Data supplied -
'''
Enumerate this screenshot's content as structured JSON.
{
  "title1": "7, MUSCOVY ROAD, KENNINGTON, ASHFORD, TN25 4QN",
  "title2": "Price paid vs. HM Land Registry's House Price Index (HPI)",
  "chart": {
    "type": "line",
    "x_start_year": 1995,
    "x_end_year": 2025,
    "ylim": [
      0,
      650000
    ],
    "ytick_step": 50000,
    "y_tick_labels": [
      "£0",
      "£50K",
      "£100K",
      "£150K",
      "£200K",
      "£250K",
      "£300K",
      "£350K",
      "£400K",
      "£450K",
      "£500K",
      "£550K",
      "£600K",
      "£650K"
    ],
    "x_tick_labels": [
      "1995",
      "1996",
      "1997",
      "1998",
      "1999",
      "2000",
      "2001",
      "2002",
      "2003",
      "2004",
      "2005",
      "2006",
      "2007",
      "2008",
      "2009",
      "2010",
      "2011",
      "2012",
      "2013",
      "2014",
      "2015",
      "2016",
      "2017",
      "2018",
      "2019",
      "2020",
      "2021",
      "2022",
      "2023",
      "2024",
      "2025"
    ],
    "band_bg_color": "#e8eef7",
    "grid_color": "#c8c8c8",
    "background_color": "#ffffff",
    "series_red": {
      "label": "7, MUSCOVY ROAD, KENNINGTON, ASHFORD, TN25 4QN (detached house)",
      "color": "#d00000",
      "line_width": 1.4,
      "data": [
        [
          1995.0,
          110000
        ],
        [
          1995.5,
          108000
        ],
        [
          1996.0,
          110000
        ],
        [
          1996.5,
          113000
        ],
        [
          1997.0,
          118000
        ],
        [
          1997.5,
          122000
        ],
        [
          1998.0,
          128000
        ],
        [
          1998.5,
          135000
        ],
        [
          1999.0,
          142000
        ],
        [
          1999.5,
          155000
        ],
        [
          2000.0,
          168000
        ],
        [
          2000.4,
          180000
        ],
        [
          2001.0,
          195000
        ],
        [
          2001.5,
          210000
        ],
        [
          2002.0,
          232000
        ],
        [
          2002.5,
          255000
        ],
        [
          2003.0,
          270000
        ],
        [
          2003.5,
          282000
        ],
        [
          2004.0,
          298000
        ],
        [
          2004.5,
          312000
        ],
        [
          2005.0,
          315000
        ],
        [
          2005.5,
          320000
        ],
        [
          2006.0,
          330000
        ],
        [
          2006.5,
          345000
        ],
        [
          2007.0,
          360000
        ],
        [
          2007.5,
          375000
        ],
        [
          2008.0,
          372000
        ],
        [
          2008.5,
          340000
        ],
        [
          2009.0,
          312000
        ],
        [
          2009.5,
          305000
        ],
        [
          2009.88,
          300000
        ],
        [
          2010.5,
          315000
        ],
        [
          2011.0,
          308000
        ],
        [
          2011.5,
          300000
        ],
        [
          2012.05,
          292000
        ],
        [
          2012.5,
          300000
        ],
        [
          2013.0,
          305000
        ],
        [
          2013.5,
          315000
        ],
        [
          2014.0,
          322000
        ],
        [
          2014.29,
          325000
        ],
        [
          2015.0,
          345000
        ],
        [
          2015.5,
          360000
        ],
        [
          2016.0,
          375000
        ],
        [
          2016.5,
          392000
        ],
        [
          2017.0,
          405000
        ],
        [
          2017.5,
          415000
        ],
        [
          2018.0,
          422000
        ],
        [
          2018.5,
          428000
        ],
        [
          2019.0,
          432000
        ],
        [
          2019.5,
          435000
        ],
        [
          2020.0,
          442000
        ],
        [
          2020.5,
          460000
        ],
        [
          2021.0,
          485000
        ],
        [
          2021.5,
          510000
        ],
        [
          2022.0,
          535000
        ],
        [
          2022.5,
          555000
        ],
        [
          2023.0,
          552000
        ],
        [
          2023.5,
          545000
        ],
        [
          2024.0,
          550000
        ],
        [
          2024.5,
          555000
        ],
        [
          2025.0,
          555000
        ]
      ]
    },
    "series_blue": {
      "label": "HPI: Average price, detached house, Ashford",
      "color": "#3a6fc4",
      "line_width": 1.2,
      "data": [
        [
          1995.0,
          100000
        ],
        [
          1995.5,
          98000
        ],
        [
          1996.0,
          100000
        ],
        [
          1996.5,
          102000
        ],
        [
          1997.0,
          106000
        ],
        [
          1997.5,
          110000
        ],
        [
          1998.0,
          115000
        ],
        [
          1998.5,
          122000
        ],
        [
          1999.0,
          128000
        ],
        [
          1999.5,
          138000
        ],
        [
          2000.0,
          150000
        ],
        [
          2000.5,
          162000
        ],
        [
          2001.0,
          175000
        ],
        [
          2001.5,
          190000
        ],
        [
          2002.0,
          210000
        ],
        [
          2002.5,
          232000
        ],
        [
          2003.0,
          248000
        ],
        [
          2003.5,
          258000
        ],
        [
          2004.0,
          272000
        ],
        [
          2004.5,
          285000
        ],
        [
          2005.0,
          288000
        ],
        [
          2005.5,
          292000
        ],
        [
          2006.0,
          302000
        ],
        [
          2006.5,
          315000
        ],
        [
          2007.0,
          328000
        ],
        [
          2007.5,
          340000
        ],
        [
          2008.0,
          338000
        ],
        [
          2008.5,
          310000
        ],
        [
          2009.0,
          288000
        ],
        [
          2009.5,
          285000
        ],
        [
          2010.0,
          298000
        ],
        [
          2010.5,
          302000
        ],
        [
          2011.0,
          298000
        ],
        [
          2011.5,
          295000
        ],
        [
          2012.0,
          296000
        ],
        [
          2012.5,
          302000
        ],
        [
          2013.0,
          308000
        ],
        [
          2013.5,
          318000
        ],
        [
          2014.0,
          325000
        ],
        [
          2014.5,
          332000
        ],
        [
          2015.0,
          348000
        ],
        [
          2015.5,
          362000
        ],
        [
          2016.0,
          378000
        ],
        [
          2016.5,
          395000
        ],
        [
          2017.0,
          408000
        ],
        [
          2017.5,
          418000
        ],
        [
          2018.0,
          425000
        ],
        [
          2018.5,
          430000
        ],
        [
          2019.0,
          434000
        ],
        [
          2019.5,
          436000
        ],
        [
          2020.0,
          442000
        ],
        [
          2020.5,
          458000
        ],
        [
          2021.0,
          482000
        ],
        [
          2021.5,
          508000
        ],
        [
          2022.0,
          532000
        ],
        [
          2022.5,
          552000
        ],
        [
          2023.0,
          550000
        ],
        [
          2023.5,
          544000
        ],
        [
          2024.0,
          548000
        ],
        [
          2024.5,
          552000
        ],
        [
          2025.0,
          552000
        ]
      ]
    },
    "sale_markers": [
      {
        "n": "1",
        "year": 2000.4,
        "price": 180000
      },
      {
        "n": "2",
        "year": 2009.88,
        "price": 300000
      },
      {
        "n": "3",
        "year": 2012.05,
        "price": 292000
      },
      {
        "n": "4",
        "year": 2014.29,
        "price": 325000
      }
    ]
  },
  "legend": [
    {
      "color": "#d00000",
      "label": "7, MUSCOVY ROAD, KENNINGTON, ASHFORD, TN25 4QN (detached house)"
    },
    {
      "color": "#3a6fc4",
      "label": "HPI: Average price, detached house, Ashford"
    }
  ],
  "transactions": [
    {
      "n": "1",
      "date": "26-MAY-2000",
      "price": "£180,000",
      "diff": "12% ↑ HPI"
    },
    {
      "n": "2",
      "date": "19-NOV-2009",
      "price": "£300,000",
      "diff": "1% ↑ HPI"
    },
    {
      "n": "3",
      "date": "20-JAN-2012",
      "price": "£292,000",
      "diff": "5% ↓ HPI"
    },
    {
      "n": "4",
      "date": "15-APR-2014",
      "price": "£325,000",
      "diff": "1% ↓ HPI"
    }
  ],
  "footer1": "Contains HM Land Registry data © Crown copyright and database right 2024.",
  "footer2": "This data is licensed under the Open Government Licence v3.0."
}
'''
Problem statement - All records above must be set down exactly, please.

Answer below -
Enumerate this screenshot's content as structured JSON.
{
  "title1": "7, MUSCOVY ROAD, KENNINGTON, ASHFORD, TN25 4QN",
  "title2": "Price paid vs. HM Land Registry's House Price Index (HPI)",
  "chart": {
    "type": "line",
    "x_start_year": 1995,
    "x_end_year": 2025,
    "ylim": [
      0,
      650000
    ],
    "ytick_step": 50000,
    "y_tick_labels": [
      "£0",
      "£50K",
      "£100K",
      "£150K",
      "£200K",
      "£250K",
      "£300K",
      "£350K",
      "£400K",
      "£450K",
      "£500K",
      "£550K",
      "£600K",
      "£650K"
    ],
    "x_tick_labels": [
      "1995",
      "1996",
      "1997",
      "1998",
      "1999",
      "2000",
      "2001",
      "2002",
      "2003",
      "2004",
      "2005",
      "2006",
      "2007",
      "2008",
      "2009",
      "2010",
      "2011",
      "2012",
      "2013",
      "2014",
      "2015",
      "2016",
      "2017",
      "2018",
      "2019",
      "2020",
      "2021",
      "2022",
      "2023",
      "2024",
      "2025"
    ],
    "band_bg_color": "#e8eef7",
    "grid_color": "#c8c8c8",
    "background_color": "#ffffff",
    "series_red": {
      "label": "7, MUSCOVY ROAD, KENNINGTON, ASHFORD, TN25 4QN (detached house)",
      "color": "#d00000",
      "line_width": 1.4,
      "data": [
        [
          1995.0,
          110000
        ],
        [
          1995.5,
          108000
        ],
        [
          1996.0,
          110000
        ],
        [
          1996.5,
          113000
        ],
        [
          1997.0,
          118000
        ],
        [
          1997.5,
          122000
        ],
        [
          1998.0,
          128000
        ],
        [
          1998.5,
          135000
        ],
        [
          1999.0,
          142000
        ],
        [
          1999.5,
          155000
        ],
        [
          2000.0,
          168000
        ],
        [
          2000.4,
          180000
        ],
        [
          2001.0,
          195000
        ],
        [
          2001.5,
          210000
        ],
        [
          2002.0,
          232000
        ],
        [
          2002.5,
          255000
        ],
        [
          2003.0,
          270000
        ],
        [
          2003.5,
          282000
        ],
        [
          2004.0,
          298000
        ],
        [
          2004.5,
          312000
        ],
        [
          2005.0,
          315000
        ],
        [
          2005.5,
          320000
        ],
        [
          2006.0,
          330000
        ],
        [
          2006.5,
          345000
        ],
        [
          2007.0,
          360000
        ],
        [
          2007.5,
          375000
        ],
        [
          2008.0,
          372000
        ],
        [
          2008.5,
          340000
        ],
        [
          2009.0,
          312000
        ],
        [
          2009.5,
          305000
        ],
        [
          2009.88,
          300000
        ],
        [
          2010.5,
          315000
        ],
        [
          2011.0,
          308000
        ],
        [
          2011.5,
          300000
        ],
        [
          2012.05,
          292000
        ],
        [
          2012.5,
          300000
        ],
        [
          2013.0,
          305000
        ],
        [
          2013.5,
          315000
        ],
        [
          2014.0,
          322000
        ],
        [
          2014.29,
          325000
        ],
        [
          2015.0,
          345000
        ],
        [
          2015.5,
          360000
        ],
        [
          2016.0,
          375000
        ],
        [
          2016.5,
          392000
        ],
        [
          2017.0,
          405000
        ],
        [
          2017.5,
          415000
        ],
        [
          2018.0,
          422000
        ],
        [
          2018.5,
          428000
        ],
        [
          2019.0,
          432000
        ],
        [
          2019.5,
          435000
        ],
        [
          2020.0,
          442000
        ],
        [
          2020.5,
          460000
        ],
        [
          2021.0,
          485000
        ],
        [
          2021.5,
          510000
        ],
        [
          2022.0,
          535000
        ],
        [
          2022.5,
          555000
        ],
        [
          2023.0,
          552000
        ],
        [
          2023.5,
          545000
        ],
        [
          2024.0,
          550000
        ],
        [
          2024.5,
          555000
        ],
        [
          2025.0,
          555000
        ]
      ]
    },
    "series_blue": {
      "label": "HPI: Average price, detached house, Ashford",
      "color": "#3a6fc4",
      "line_width": 1.2,
      "data": [
        [
          1995.0,
          100000
        ],
        [
          1995.5,
          98000
        ],
        [
          1996.0,
          100000
        ],
        [
          1996.5,
          102000
        ],
        [
          1997.0,
          106000
        ],
        [
          1997.5,
          110000
        ],
        [
          1998.0,
          115000
        ],
        [
          1998.5,
          122000
        ],
        [
          1999.0,
          128000
        ],
        [
          1999.5,
          138000
        ],
        [
          2000.0,
          150000
        ],
        [
          2000.5,
          162000
        ],
        [
          2001.0,
          175000
        ],
        [
          2001.5,
          190000
        ],
        [
          2002.0,
          210000
        ],
        [
          2002.5,
          232000
        ],
        [
          2003.0,
          248000
        ],
        [
          2003.5,
          258000
        ],
        [
          2004.0,
          272000
        ],
        [
          2004.5,
          285000
        ],
        [
          2005.0,
          288000
        ],
        [
          2005.5,
          292000
        ],
        [
          2006.0,
          302000
        ],
        [
          2006.5,
          315000
        ],
        [
          2007.0,
          328000
        ],
        [
          2007.5,
          340000
        ],
        [
          2008.0,
          338000
        ],
        [
          2008.5,
          310000
        ],
        [
          2009.0,
          288000
        ],
        [
          2009.5,
          285000
        ],
        [
          2010.0,
          298000
        ],
        [
          2010.5,
          302000
        ],
        [
          2011.0,
          298000
        ],
        [
          2011.5,
          295000
        ],
        [
          2012.0,
          296000
        ],
        [
          2012.5,
          302000
        ],
        [
          2013.0,
          308000
        ],
        [
          2013.5,
          318000
        ],
        [
          2014.0,
          325000
        ],
        [
          2014.5,
          332000
        ],
        [
          2015.0,
          348000
        ],
        [
          2015.5,
          362000
        ],
        [
          2016.0,
          378000
        ],
        [
          2016.5,
          395000
        ],
        [
          2017.0,
          408000
        ],
        [
          2017.5,
          418000
        ],
        [
          2018.0,
          425000
        ],
        [
          2018.5,
          430000
        ],
        [
          2019.0,
          434000
        ],
        [
          2019.5,
          436000
        ],
        [
          2020.0,
          442000
        ],
        [
          2020.5,
          458000
        ],
        [
          2021.0,
          482000
        ],
        [
          2021.5,
          508000
        ],
        [
          2022.0,
          532000
        ],
        [
          2022.5,
          552000
        ],
        [
          2023.0,
          550000
        ],
        [
          2023.5,
          544000
        ],
        [
          2024.0,
          548000
        ],
        [
          2024.5,
          552000
        ],
        [
          2025.0,
          552000
        ]
      ]
    },
    "sale_markers": [
      {
        "n": "1",
        "year": 2000.4,
        "price": 180000
      },
      {
        "n": "2",
        "year": 2009.88,
        "price": 300000
      },
      {
        "n": "3",
        "year": 2012.05,
        "price": 292000
      },
      {
        "n": "4",
        "year": 2014.29,
        "price": 325000
      }
    ]
  },
  "legend": [
    {
      "color": "#d00000",
      "label": "7, MUSCOVY ROAD, KENNINGTON, ASHFORD, TN25 4QN (detached house)"
    },
    {
      "color": "#3a6fc4",
      "label": "HPI: Average price, detached house, Ashford"
    }
  ],
  "transactions": [
    {
      "n": "1",
      "date": "26-MAY-2000",
      "price": "£180,000",
      "diff": "12% ↑ HPI"
    },
    {
      "n": "2",
      "date": "19-NOV-2009",
      "price": "£300,000",
      "diff": "1% ↑ HPI"
    },
    {
      "n": "3",
      "date": "20-JAN-2012",
      "price": "£292,000",
      "diff": "5% ↓ HPI"
    },
    {
      "n": "4",
      "date": "15-APR-2014",
      "price": "£325,000",
      "diff": "1% ↓ HPI"
    }
  ],
  "footer1": "Contains HM Land Registry data © Crown copyright and database right 2024.",
  "footer2": "This data is licensed under the Open Government Licence v3.0."
}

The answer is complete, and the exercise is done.